• WHAT THIS TASK INVOLVES
Your task is to print the material below exactly as presented.

(A block of data)
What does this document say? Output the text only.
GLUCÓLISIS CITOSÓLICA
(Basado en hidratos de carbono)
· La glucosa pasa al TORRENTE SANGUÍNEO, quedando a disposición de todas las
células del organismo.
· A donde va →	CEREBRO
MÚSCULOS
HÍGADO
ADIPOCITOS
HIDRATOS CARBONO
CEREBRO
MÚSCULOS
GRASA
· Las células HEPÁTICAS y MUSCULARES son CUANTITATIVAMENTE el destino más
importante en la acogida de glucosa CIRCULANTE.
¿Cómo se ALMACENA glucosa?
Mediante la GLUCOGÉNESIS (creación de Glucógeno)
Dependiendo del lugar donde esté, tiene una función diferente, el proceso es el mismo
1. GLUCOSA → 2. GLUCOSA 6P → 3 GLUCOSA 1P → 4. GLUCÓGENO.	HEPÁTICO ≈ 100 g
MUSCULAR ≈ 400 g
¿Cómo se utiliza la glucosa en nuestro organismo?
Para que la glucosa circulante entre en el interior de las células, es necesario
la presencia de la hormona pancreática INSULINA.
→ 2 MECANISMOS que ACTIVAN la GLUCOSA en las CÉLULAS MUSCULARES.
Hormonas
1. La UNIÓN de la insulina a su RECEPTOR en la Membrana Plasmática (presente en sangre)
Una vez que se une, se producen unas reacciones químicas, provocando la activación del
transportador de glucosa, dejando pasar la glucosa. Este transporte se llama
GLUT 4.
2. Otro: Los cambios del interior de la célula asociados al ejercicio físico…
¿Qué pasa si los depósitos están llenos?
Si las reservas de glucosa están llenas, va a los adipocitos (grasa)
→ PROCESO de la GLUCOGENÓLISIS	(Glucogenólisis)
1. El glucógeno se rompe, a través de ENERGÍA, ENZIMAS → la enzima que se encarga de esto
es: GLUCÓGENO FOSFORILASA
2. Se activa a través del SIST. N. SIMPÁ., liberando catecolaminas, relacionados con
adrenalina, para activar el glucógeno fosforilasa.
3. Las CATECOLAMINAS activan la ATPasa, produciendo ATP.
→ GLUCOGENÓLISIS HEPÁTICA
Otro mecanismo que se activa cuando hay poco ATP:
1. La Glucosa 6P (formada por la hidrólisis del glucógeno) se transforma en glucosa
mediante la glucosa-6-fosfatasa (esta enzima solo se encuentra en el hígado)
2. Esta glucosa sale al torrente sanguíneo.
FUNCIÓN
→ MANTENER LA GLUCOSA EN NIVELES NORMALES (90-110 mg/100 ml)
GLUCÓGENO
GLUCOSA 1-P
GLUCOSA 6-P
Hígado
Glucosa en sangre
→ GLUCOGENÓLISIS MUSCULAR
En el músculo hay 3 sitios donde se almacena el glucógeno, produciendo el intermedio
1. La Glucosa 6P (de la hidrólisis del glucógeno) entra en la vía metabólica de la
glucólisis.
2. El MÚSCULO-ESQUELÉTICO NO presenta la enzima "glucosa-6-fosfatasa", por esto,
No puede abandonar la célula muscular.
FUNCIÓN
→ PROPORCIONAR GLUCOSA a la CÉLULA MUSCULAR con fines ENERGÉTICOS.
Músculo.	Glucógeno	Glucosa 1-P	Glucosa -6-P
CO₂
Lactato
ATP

• PROBLEM SOLUTION
What does this document say? Output the text only.
GLUCÓLISIS CITOSÓLICA
(Basado en hidratos de carbono)
· La glucosa pasa al TORRENTE SANGUÍNEO, quedando a disposición de todas las
células del organismo.
· A donde va →	CEREBRO
MÚSCULOS
HÍGADO
ADIPOCITOS
HIDRATOS CARBONO
CEREBRO
MÚSCULOS
GRASA
· Las células HEPÁTICAS y MUSCULARES son CUANTITATIVAMENTE el destino más
importante en la acogida de glucosa CIRCULANTE.
¿Cómo se ALMACENA glucosa?
Mediante la GLUCOGÉNESIS (creación de Glucógeno)
Dependiendo del lugar donde esté, tiene una función diferente, el proceso es el mismo
1. GLUCOSA → 2. GLUCOSA 6P → 3 GLUCOSA 1P → 4. GLUCÓGENO.	HEPÁTICO ≈ 100 g
MUSCULAR ≈ 400 g
¿Cómo se utiliza la glucosa en nuestro organismo?
Para que la glucosa circulante entre en el interior de las células, es necesario
la presencia de la hormona pancreática INSULINA.
→ 2 MECANISMOS que ACTIVAN la GLUCOSA en las CÉLULAS MUSCULARES.
Hormonas
1. La UNIÓN de la insulina a su RECEPTOR en la Membrana Plasmática (presente en sangre)
Una vez que se une, se producen unas reacciones químicas, provocando la activación del
transportador de glucosa, dejando pasar la glucosa. Este transporte se llama
GLUT 4.
2. Otro: Los cambios del interior de la célula asociados al ejercicio físico…
¿Qué pasa si los depósitos están llenos?
Si las reservas de glucosa están llenas, va a los adipocitos (grasa)
→ PROCESO de la GLUCOGENÓLISIS	(Glucogenólisis)
1. El glucógeno se rompe, a través de ENERGÍA, ENZIMAS → la enzima que se encarga de esto
es: GLUCÓGENO FOSFORILASA
2. Se activa a través del SIST. N. SIMPÁ., liberando catecolaminas, relacionados con
adrenalina, para activar el glucógeno fosforilasa.
3. Las CATECOLAMINAS activan la ATPasa, produciendo ATP.
→ GLUCOGENÓLISIS HEPÁTICA
Otro mecanismo que se activa cuando hay poco ATP:
1. La Glucosa 6P (formada por la hidrólisis del glucógeno) se transforma en glucosa
mediante la glucosa-6-fosfatasa (esta enzima solo se encuentra en el hígado)
2. Esta glucosa sale al torrente sanguíneo.
FUNCIÓN
→ MANTENER LA GLUCOSA EN NIVELES NORMALES (90-110 mg/100 ml)
GLUCÓGENO
GLUCOSA 1-P
GLUCOSA 6-P
Hígado
Glucosa en sangre
→ GLUCOGENÓLISIS MUSCULAR
En el músculo hay 3 sitios donde se almacena el glucógeno, produciendo el intermedio
1. La Glucosa 6P (de la hidrólisis del glucógeno) entra en la vía metabólica de la
glucólisis.
2. El MÚSCULO-ESQUELÉTICO NO presenta la enzima "glucosa-6-fosfatasa", por esto,
No puede abandonar la célula muscular.
FUNCIÓN
→ PROPORCIONAR GLUCOSA a la CÉLULA MUSCULAR con fines ENERGÉTICOS.
Músculo.	Glucógeno	Glucosa 1-P	Glucosa -6-P
CO₂
Lactato
ATP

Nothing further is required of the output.